* DOCUMENT SECTION *
· · · ·

Time mult<1, 4> is 1251 μs. These are 3337 MFlops.

Time mult<1, 8> is 1068 μs. These are 3908 MFlops.

Time mult<1, 16> is 2078 μs. These are 2009 MFlops.

Time mult<2, 1> is 1450 μs. These are 2880 MFlops.

Time mult<4, 1> is 1188 μs. These are 3514 MFlops.

Time mult<8, 1> is 1143 μs. These are 3652 MFlops.

Time mult<16, 1> is 2332 μs. These are 1791 MFlops.

Time mult<2, 2> is 1218 μs. These are 3430 MFlops.

Time mult<2, 4> is 1040 μs. These are 4014 MFlops.

Time mult<2, 8> is 2101 μs. These are 1987 MFlops.

Time mult<4, 4> is 2001 μs. These are 2086 MFlops.

This shows that other parameterizations yield more acceleration and that the performance could be doubled.

Which configuration is the best and why is—as mentioned before—not the topic of this book; we only show programming techniques. The reader is invited to try this program on his/her own computer. The techniques in this section are intended for best L1 cache usage. When matrices are larger, we should use more levels of blocking. A general-purpose methodology for locality on L2, L3, main memory, local disk, . . . is recursion. This avoids reimplementation for each cache size and performs even reasonably well in virtual memory; see, for instance, [*20*].

**5.4.8 Tuning Résumé**

Software tuning including benchmarking [*25*] is an art of its own with advanced compiler optimization. The tiniest modification in the source can change the run-time behavior of an examined computation. In our example, it should not have mattered whether the size was known at compile time or not. But it did. Especially when the code is compiled without -DNDEBUG, the compiler might omit the index check in some situations and perform it in others. It is also important to print out computed values because the compiler might omit an entire computation when it is obvious that the result is not needed.

· · · ·

* DATA PROVIDED *
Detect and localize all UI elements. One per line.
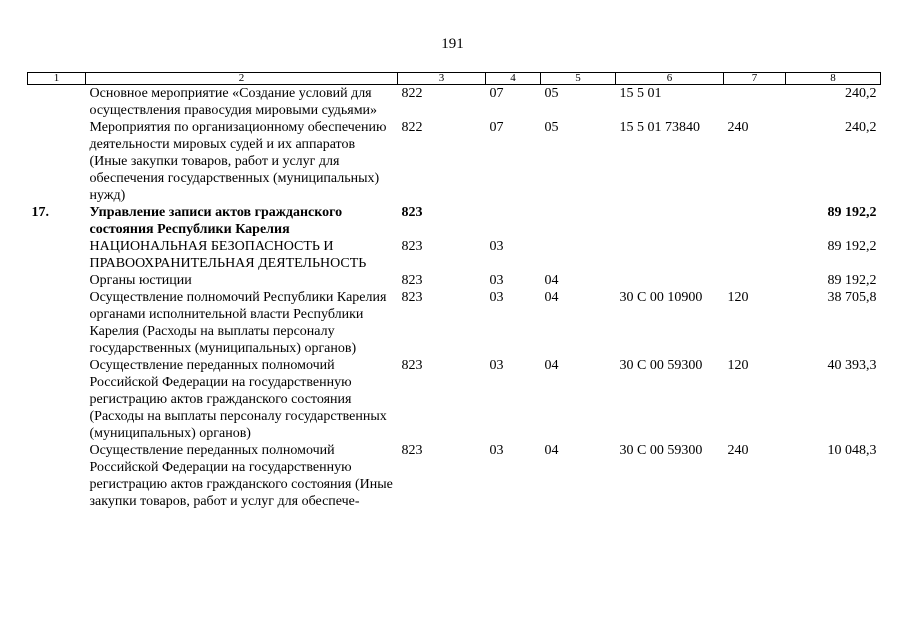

· · · ·

* EXERCISE SET *
A - Based on the tuning excerpt above, decide whether each statement agrees with it. Answer yes or no for each, and quote the exact words that decide it.
(i) The mult<2, 4> configuration reached 4014 MFlops.
(ii) The excerpt promises to explain which configuration is best and why.
(iii) Recursion is offered as a general-purpose method for locality beyond the L1 cache.
B - According to the tuning excerpt above, why is it important to print out computed values?
C - Continue the tuning excerpt on matrix multiplication performance from the point where it stops.

* RESPONSES TO THE TASKS *
A -
(i) Yes: "Time mult<2, 4> is 1040 μs. These are 4014 MFlops."
(ii) No: "Which configuration is the best and why is—as mentioned before—not the topic of this book"
(iii) Yes: "A general-purpose methodology for locality on L2, L3, main memory, local disk, . . . is recursion."

B - The compiler might omit an entire computation when it is obvious that the result is not needed.

C -
In addition, we must verify that repeated execution—for better clock resolution and amortized measuring overhead—is really repeated. When the result is independent on the number of repetitions, clever compilers might perform the code only once (we observed this in the unrolled reduction with clang 3.4 and block size 8). Such optimizations happen in particular when the results are intrinsic types while computations on user-defined types are usually not subject to such omissions (but we cannot count on it). Especially, the CUDA compiler performs an intensive static code analysis and rigorously drops all calculations without impact—leaving the benchmarking programmer utterly bewildered (and often prematurely excited about allegedly extremely fast calculations that were actually never performed or not as often as intended).

The goal of this section was not to implement the ultimate matrix or scalar product. In the presence of the new GPU and many-core processors with hundreds and thousands of cores and millions of threads, our exploration of super-scalar pipelining seems like a drop in the ocean. But it is not. The tuned implementations can be combined with multi-threading techniques like that of *Section 4.6* or with OpenMP. The template-parameterized blocking is also an excellent preparation for SSE acceleration.

More important than the exact performance values is for us to illustrate the expressive and generative power of C++. We can generate any execution that we like from any syntactic representation that pleases us. The best-known code generation project in high-performance computing is ATLAS [*51*]. For a given dense linear-algebra function, it generates different implementations from C and assembler snippets and compares their performance on a target platform. After a training phase, an efficient implementation of the BLAS library [*5*] is available for the targeted platform.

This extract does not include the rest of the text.